* Start Records for the exercise *

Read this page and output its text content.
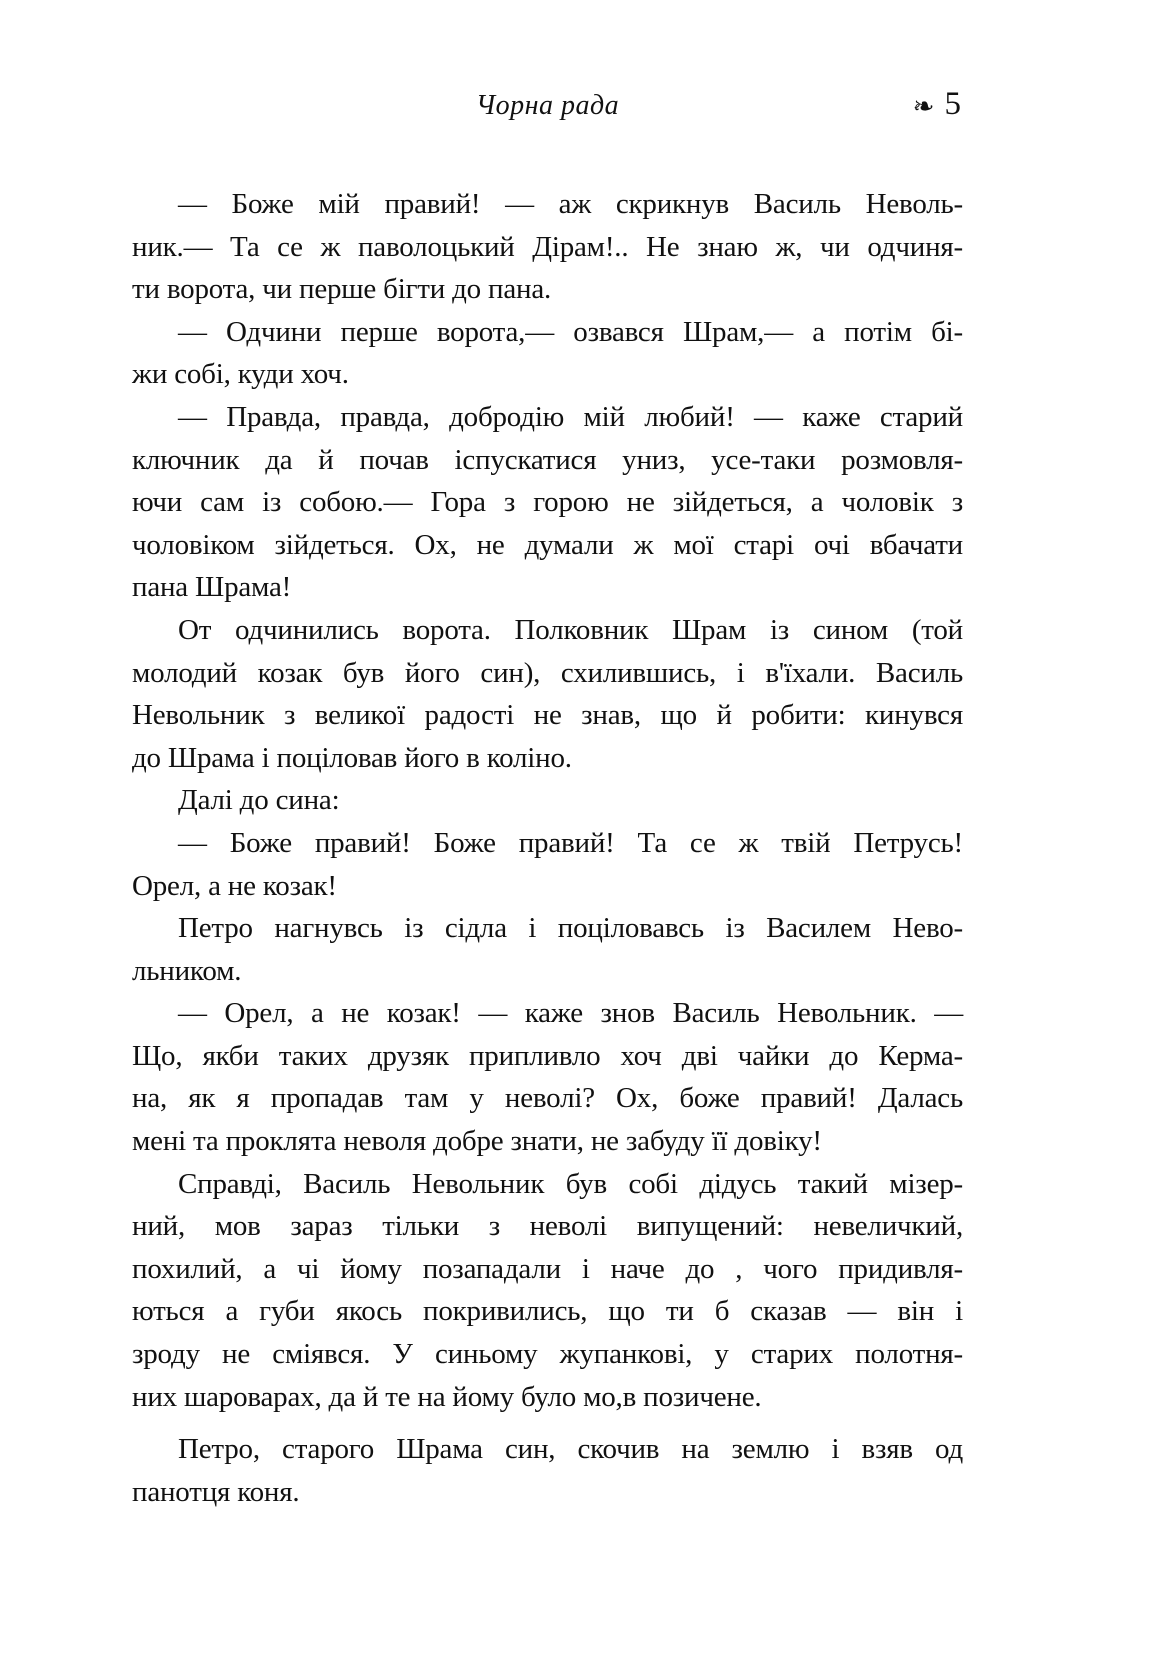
Чорна рада	❧ 5
— Боже мій правий! — аж скрикнув Василь Неволь-
ник.— Та се ж паволоцький Дірам!.. Не знаю ж, чи одчиня-
ти ворота, чи перше бігти до пана.
— Одчини перше ворота,— озвався Шрам,— а потім бі-
жи собі, куди хоч.
— Правда, правда, добродію мій любий! — каже старий
ключник да й почав іспускатися униз, усе-таки розмовля-
ючи сам із собою.— Гора з горою не зійдеться, а чоловік з
чоловіком зійдеться. Ох, не думали ж мої старі очі вбачати
пана Шрама!
От одчинились ворота. Полковник Шрам із сином (той
молодий козак був його син), схилившись, і в'їхали. Василь
Невольник з великої радості не знав, що й робити: кинувся
до Шрама і поціловав його в коліно.
Далі до сина:
— Боже правий! Боже правий! Та се ж твій Петрусь!
Орел, а не козак!
Петро нагнувсь із сідла і поціловавсь із Василем Нево-
льником.
— Орел, а не козак! — каже знов Василь Невольник. —
Що, якби таких друзяк припливло хоч дві чайки до Керма-
на, як я пропадав там у неволі? Ох, боже правий! Далась
мені та проклята неволя добре знати, не забуду її довіку!
Справді, Василь Невольник був собі дідусь такий мізер-
ний, мов зараз тільки з неволі випущений: невеличкий,
похилий, а чі йому позападали і наче до , чого придивля-
ються а губи якось покривились, що ти б сказав — він і
зроду не сміявся. У синьому жупанкові, у старих полотня-
них шароварах, да й те на йому було мо,в позичене.
Петро, старого Шрама син, скочив на землю і взяв од
панотця коня.
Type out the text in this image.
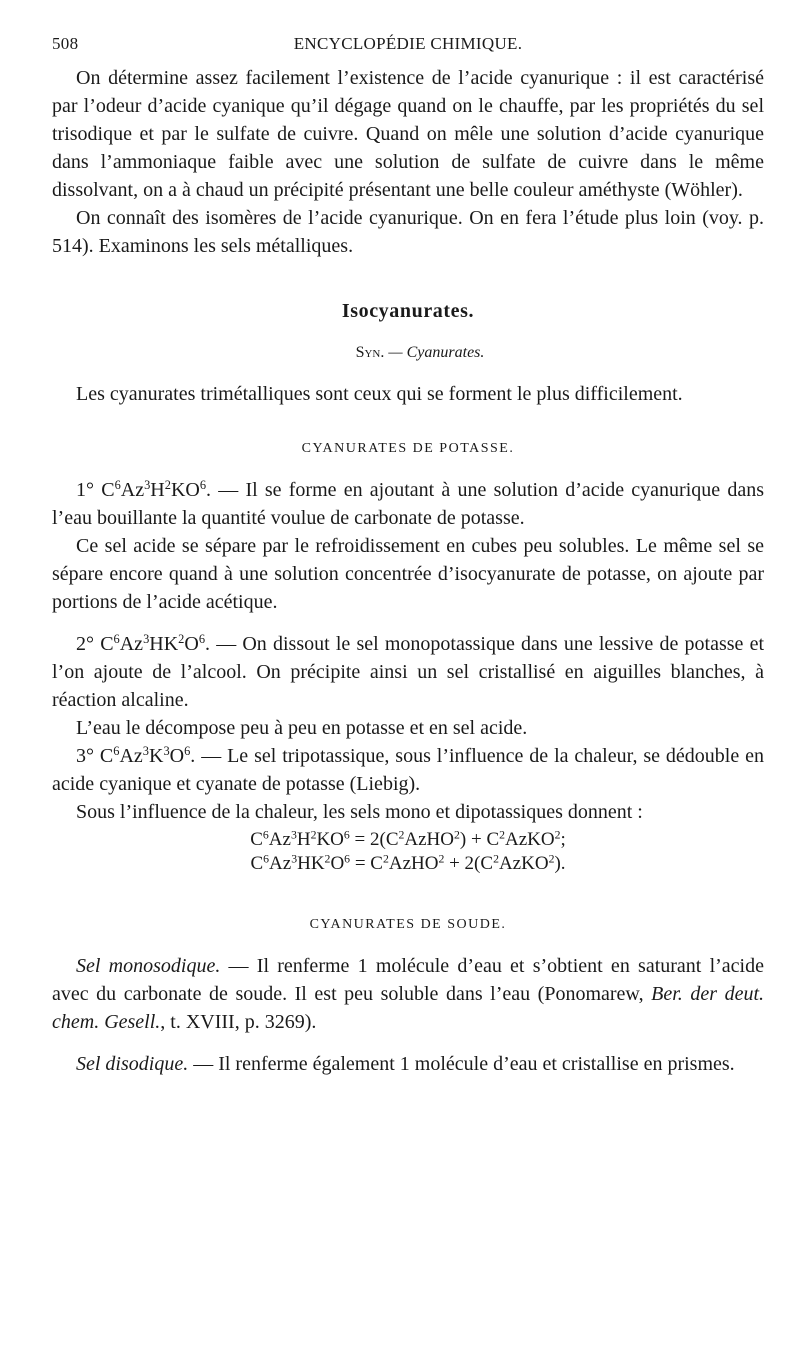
508	ENCYCLOPÉDIE CHIMIQUE.

On détermine assez facilement l’existence de l’acide cyanurique : il est caractérisé par l’odeur d’acide cyanique qu’il dégage quand on le chauffe, par les propriétés du sel trisodique et par le sulfate de cuivre. Quand on mêle une solution d’acide cyanurique dans l’ammoniaque faible avec une solution de sulfate de cuivre dans le même dissolvant, on a à chaud un précipité présentant une belle couleur améthyste (Wöhler).

On connaît des isomères de l’acide cyanurique. On en fera l’étude plus loin (voy. p. 514). Examinons les sels métalliques.

Isocyanurates.

Syn. — Cyanurates.

Les cyanurates trimétalliques sont ceux qui se forment le plus difficilement.

CYANURATES DE POTASSE.

1° $C^6Az^3H^2KO^6$. — Il se forme en ajoutant à une solution d’acide cyanurique dans l’eau bouillante la quantité voulue de carbonate de potasse.

Ce sel acide se sépare par le refroidissement en cubes peu solubles. Le même sel se sépare encore quand à une solution concentrée d’isocyanurate de potasse, on ajoute par portions de l’acide acétique.

2° $C^6Az^3HK^2O^6$. — On dissout le sel monopotassique dans une lessive de potasse et l’on ajoute de l’alcool. On précipite ainsi un sel cristallisé en aiguilles blanches, à réaction alcaline.

L’eau le décompose peu à peu en potasse et en sel acide.

3° $C^6Az^3K^3O^6$. — Le sel tripotassique, sous l’influence de la chaleur, se dédouble en acide cyanique et cyanate de potasse (Liebig).

Sous l’influence de la chaleur, les sels mono et dipotassiques donnent :

$C^6Az^3H^2KO^6$ = $2(C^2AzHO^2)$ + $C^2AzKO^2$;
$C^6Az^3HK^2O^6$ = $C^2AzHO^2$ + $2(C^2AzKO^2)$.
CYANURATES DE SOUDE.

Sel monosodique. — Il renferme 1 molécule d’eau et s’obtient en saturant l’acide avec du carbonate de soude. Il est peu soluble dans l’eau (Ponomarew, Ber. der deut. chem. Gesell., t. XVIII, p. 3269).

Sel disodique. — Il renferme également 1 molécule d’eau et cristallise en prismes.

* End Records for the exercise *

▶ What needs to be done
Work out the count of lines containing the word "chaleur", then write only that count.

▶ Reply
2